* Challenge: Keep only the lines of the listing that include the word "ylabel", and copy them.

* Dataset extract:
+-------+

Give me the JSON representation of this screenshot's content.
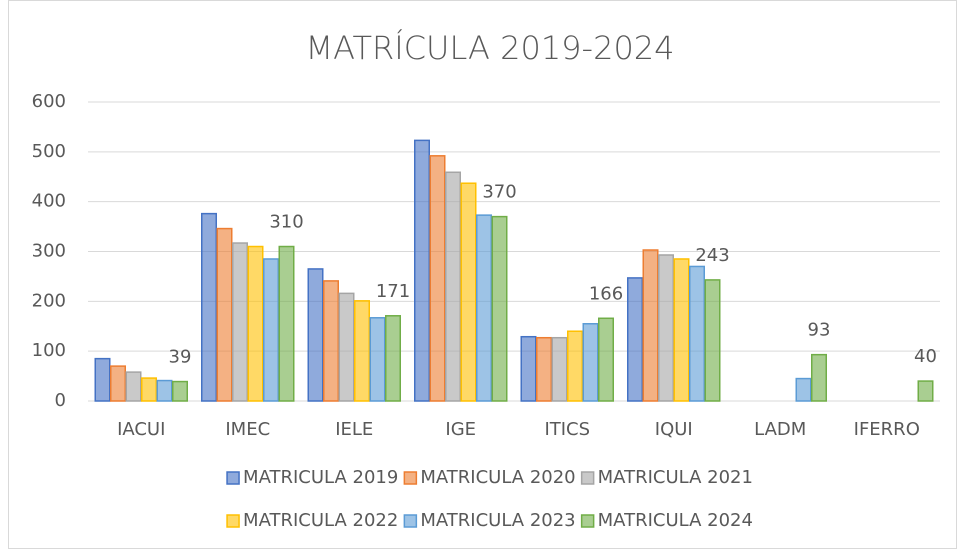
{
  "chart_data": {
    "type": "bar",
    "title": "MATRÍCULA 2019-2024",
    "categories": [
      "IACUI",
      "IMEC",
      "IELE",
      "IGE",
      "ITICS",
      "IQUI",
      "LADM",
      "IFERRO"
    ],
    "series": [
      {
        "name": "MATRICULA 2019",
        "color": "#4472c4",
        "values": [
          85,
          376,
          265,
          523,
          129,
          247,
          null,
          null
        ]
      },
      {
        "name": "MATRICULA 2020",
        "color": "#ed7d31",
        "values": [
          70,
          346,
          241,
          492,
          127,
          303,
          null,
          null
        ]
      },
      {
        "name": "MATRICULA 2021",
        "color": "#a5a5a5",
        "values": [
          58,
          317,
          216,
          459,
          127,
          293,
          null,
          null
        ]
      },
      {
        "name": "MATRICULA 2022",
        "color": "#ffc000",
        "values": [
          46,
          310,
          201,
          437,
          140,
          285,
          null,
          null
        ]
      },
      {
        "name": "MATRICULA 2023",
        "color": "#5b9bd5",
        "values": [
          41,
          285,
          167,
          373,
          155,
          270,
          45,
          null
        ]
      },
      {
        "name": "MATRICULA 2024",
        "color": "#70ad47",
        "values": [
          39,
          310,
          171,
          370,
          166,
          243,
          93,
          40
        ],
        "data_labels": true
      }
    ],
    "ylim": [
      0,
      600
    ],
    "yticks": [
      0,
      100,
      200,
      300,
      400,
      500,
      600
    ],
    "grid": true,
    "legend": "bottom"
  }
}
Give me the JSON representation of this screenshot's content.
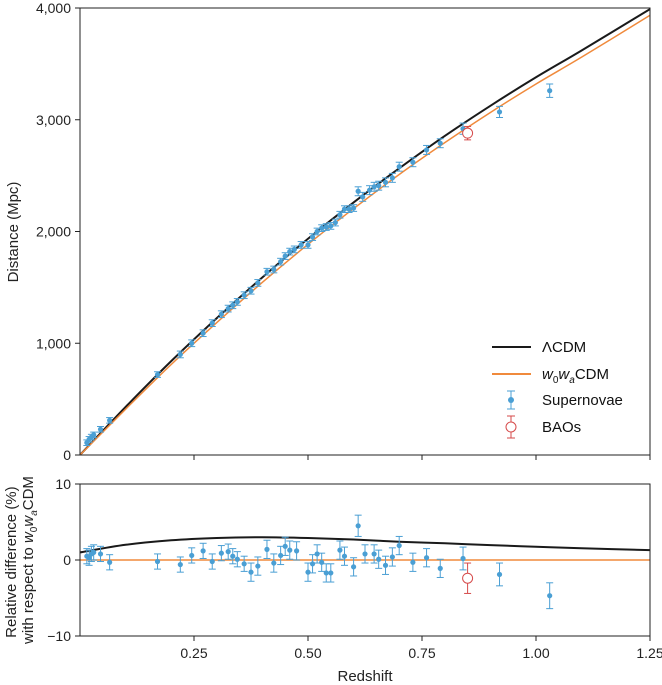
{
  "chart_data": [
    {
      "type": "line",
      "panel": "top",
      "xlabel": "",
      "ylabel": "Distance (Mpc)",
      "xlim": [
        0,
        1.25
      ],
      "ylim": [
        0,
        4000
      ],
      "yticks": [
        0,
        1000,
        2000,
        3000,
        4000
      ],
      "ytick_labels": [
        "0",
        "1,000",
        "2,000",
        "3,000",
        "4,000"
      ],
      "colors": {
        "lcdm": "#1a1a1a",
        "w0wa": "#f08a3c",
        "sn": "#4a9fd4",
        "bao": "#d64a4a"
      },
      "series": [
        {
          "name": "ΛCDM",
          "kind": "line",
          "x": [
            0,
            0.1,
            0.2,
            0.3,
            0.4,
            0.5,
            0.6,
            0.7,
            0.8,
            0.9,
            1.0,
            1.1,
            1.25
          ],
          "y": [
            0,
            430,
            840,
            1225,
            1590,
            1935,
            2260,
            2565,
            2855,
            3125,
            3380,
            3620,
            3990
          ]
        },
        {
          "name": "w0waCDM",
          "kind": "line",
          "x": [
            0,
            0.1,
            0.2,
            0.3,
            0.4,
            0.5,
            0.6,
            0.7,
            0.8,
            0.9,
            1.0,
            1.1,
            1.25
          ],
          "y": [
            0,
            410,
            810,
            1185,
            1545,
            1885,
            2205,
            2510,
            2795,
            3065,
            3320,
            3560,
            3935
          ]
        },
        {
          "name": "Supernovae",
          "kind": "errorbar",
          "points": [
            [
              0.015,
              110,
              25
            ],
            [
              0.02,
              140,
              25
            ],
            [
              0.025,
              160,
              25
            ],
            [
              0.03,
              180,
              25
            ],
            [
              0.045,
              230,
              25
            ],
            [
              0.065,
              310,
              25
            ],
            [
              0.17,
              720,
              25
            ],
            [
              0.22,
              900,
              30
            ],
            [
              0.245,
              1000,
              30
            ],
            [
              0.27,
              1090,
              30
            ],
            [
              0.29,
              1180,
              30
            ],
            [
              0.31,
              1260,
              30
            ],
            [
              0.325,
              1310,
              30
            ],
            [
              0.335,
              1340,
              30
            ],
            [
              0.345,
              1370,
              30
            ],
            [
              0.36,
              1430,
              30
            ],
            [
              0.375,
              1470,
              30
            ],
            [
              0.39,
              1540,
              30
            ],
            [
              0.41,
              1640,
              30
            ],
            [
              0.425,
              1660,
              30
            ],
            [
              0.44,
              1730,
              30
            ],
            [
              0.45,
              1780,
              30
            ],
            [
              0.46,
              1820,
              30
            ],
            [
              0.47,
              1840,
              30
            ],
            [
              0.485,
              1880,
              30
            ],
            [
              0.5,
              1880,
              30
            ],
            [
              0.51,
              1950,
              30
            ],
            [
              0.52,
              2000,
              30
            ],
            [
              0.53,
              2030,
              30
            ],
            [
              0.54,
              2040,
              30
            ],
            [
              0.55,
              2050,
              30
            ],
            [
              0.56,
              2080,
              30
            ],
            [
              0.57,
              2150,
              30
            ],
            [
              0.58,
              2200,
              30
            ],
            [
              0.59,
              2200,
              30
            ],
            [
              0.6,
              2210,
              30
            ],
            [
              0.61,
              2360,
              40
            ],
            [
              0.62,
              2310,
              40
            ],
            [
              0.635,
              2370,
              40
            ],
            [
              0.645,
              2400,
              40
            ],
            [
              0.655,
              2410,
              40
            ],
            [
              0.67,
              2440,
              40
            ],
            [
              0.685,
              2480,
              40
            ],
            [
              0.7,
              2580,
              40
            ],
            [
              0.73,
              2620,
              40
            ],
            [
              0.76,
              2730,
              40
            ],
            [
              0.79,
              2790,
              40
            ],
            [
              0.84,
              2920,
              50
            ],
            [
              0.92,
              3070,
              50
            ],
            [
              1.03,
              3260,
              60
            ]
          ]
        },
        {
          "name": "BAOs",
          "kind": "errorbar",
          "points": [
            [
              0.85,
              2880,
              60
            ]
          ]
        }
      ],
      "legend": {
        "position": "bottom-right",
        "entries": [
          "ΛCDM",
          "w0waCDM",
          "Supernovae",
          "BAOs"
        ]
      }
    },
    {
      "type": "line",
      "panel": "bottom",
      "xlabel": "Redshift",
      "ylabel": "Relative difference (%) with respect to w0waCDM",
      "xlim": [
        0,
        1.25
      ],
      "ylim": [
        -10,
        10
      ],
      "xticks": [
        0.25,
        0.5,
        0.75,
        1.0,
        1.25
      ],
      "xtick_labels": [
        "0.25",
        "0.50",
        "0.75",
        "1.00",
        "1.25"
      ],
      "yticks": [
        -10,
        0,
        10
      ],
      "ytick_labels": [
        "−10",
        "0",
        "10"
      ],
      "series": [
        {
          "name": "ΛCDM",
          "kind": "line",
          "x": [
            0,
            0.1,
            0.2,
            0.3,
            0.4,
            0.5,
            0.6,
            0.7,
            0.8,
            0.9,
            1.0,
            1.1,
            1.25
          ],
          "y": [
            1.0,
            2.0,
            2.6,
            2.9,
            3.0,
            2.9,
            2.7,
            2.4,
            2.2,
            1.95,
            1.75,
            1.55,
            1.3
          ]
        },
        {
          "name": "w0waCDM",
          "kind": "line",
          "x": [
            0,
            1.25
          ],
          "y": [
            0,
            0
          ]
        },
        {
          "name": "Supernovae",
          "kind": "errorbar",
          "points": [
            [
              0.015,
              0.5,
              1.0
            ],
            [
              0.02,
              0.3,
              1.0
            ],
            [
              0.025,
              0.8,
              1.0
            ],
            [
              0.03,
              1.0,
              1.0
            ],
            [
              0.045,
              0.8,
              1.0
            ],
            [
              0.065,
              -0.3,
              1.0
            ],
            [
              0.17,
              -0.2,
              1.0
            ],
            [
              0.22,
              -0.6,
              1.0
            ],
            [
              0.245,
              0.6,
              1.0
            ],
            [
              0.27,
              1.2,
              1.0
            ],
            [
              0.29,
              -0.2,
              1.0
            ],
            [
              0.31,
              0.9,
              1.0
            ],
            [
              0.325,
              1.1,
              1.0
            ],
            [
              0.335,
              0.5,
              1.0
            ],
            [
              0.345,
              0.1,
              1.0
            ],
            [
              0.36,
              -0.5,
              1.0
            ],
            [
              0.375,
              -1.6,
              1.2
            ],
            [
              0.39,
              -0.8,
              1.2
            ],
            [
              0.41,
              1.4,
              1.2
            ],
            [
              0.425,
              -0.4,
              1.2
            ],
            [
              0.44,
              0.6,
              1.2
            ],
            [
              0.45,
              1.8,
              1.2
            ],
            [
              0.46,
              1.3,
              1.2
            ],
            [
              0.475,
              1.2,
              1.2
            ],
            [
              0.5,
              -1.6,
              1.2
            ],
            [
              0.51,
              -0.5,
              1.2
            ],
            [
              0.52,
              0.8,
              1.2
            ],
            [
              0.53,
              -0.3,
              1.2
            ],
            [
              0.54,
              -1.7,
              1.2
            ],
            [
              0.55,
              -1.7,
              1.2
            ],
            [
              0.57,
              1.3,
              1.2
            ],
            [
              0.58,
              0.5,
              1.2
            ],
            [
              0.6,
              -0.9,
              1.2
            ],
            [
              0.61,
              4.5,
              1.4
            ],
            [
              0.625,
              0.8,
              1.2
            ],
            [
              0.645,
              0.8,
              1.2
            ],
            [
              0.655,
              0.1,
              1.2
            ],
            [
              0.67,
              -0.7,
              1.2
            ],
            [
              0.685,
              0.4,
              1.2
            ],
            [
              0.7,
              1.9,
              1.2
            ],
            [
              0.73,
              -0.3,
              1.2
            ],
            [
              0.76,
              0.3,
              1.2
            ],
            [
              0.79,
              -1.1,
              1.2
            ],
            [
              0.84,
              0.2,
              1.5
            ],
            [
              0.92,
              -1.9,
              1.5
            ],
            [
              1.03,
              -4.7,
              1.7
            ]
          ]
        },
        {
          "name": "BAOs",
          "kind": "errorbar",
          "points": [
            [
              0.85,
              -2.4,
              2.0
            ]
          ]
        }
      ]
    }
  ]
}
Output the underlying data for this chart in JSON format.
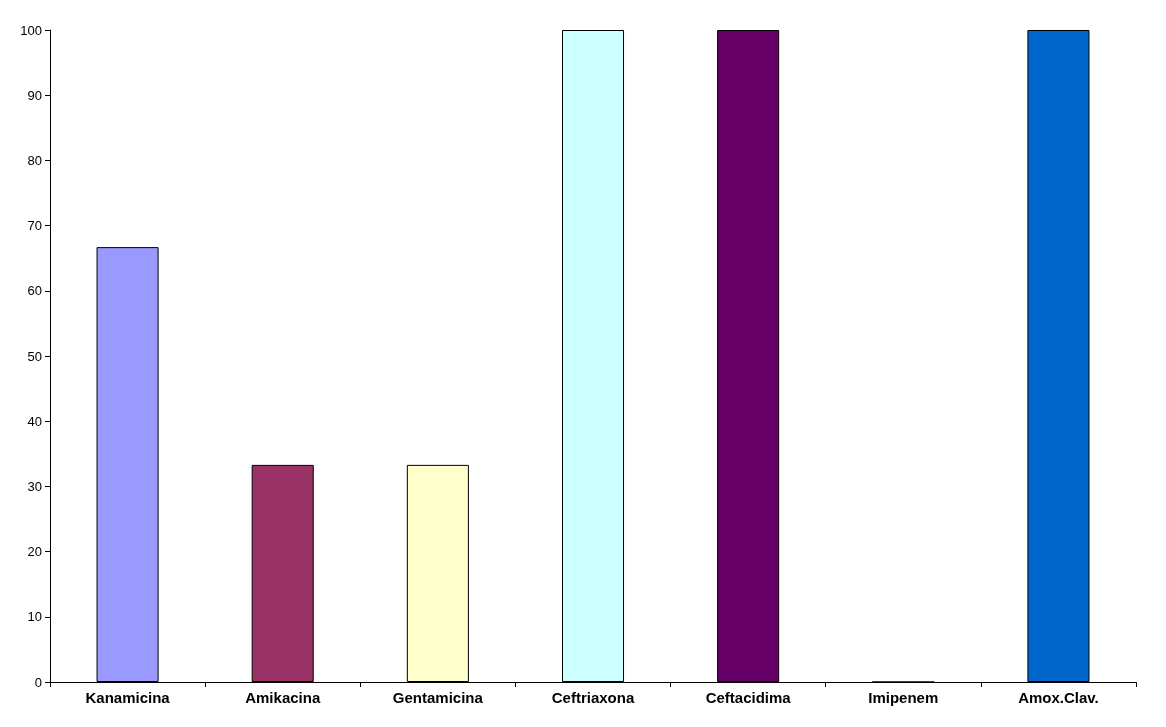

+-------+

* Written answer:
      "ylabel": "Distance (Mpc)",
      "ylabel": "Relative difference (%) with respect to w0waCDM",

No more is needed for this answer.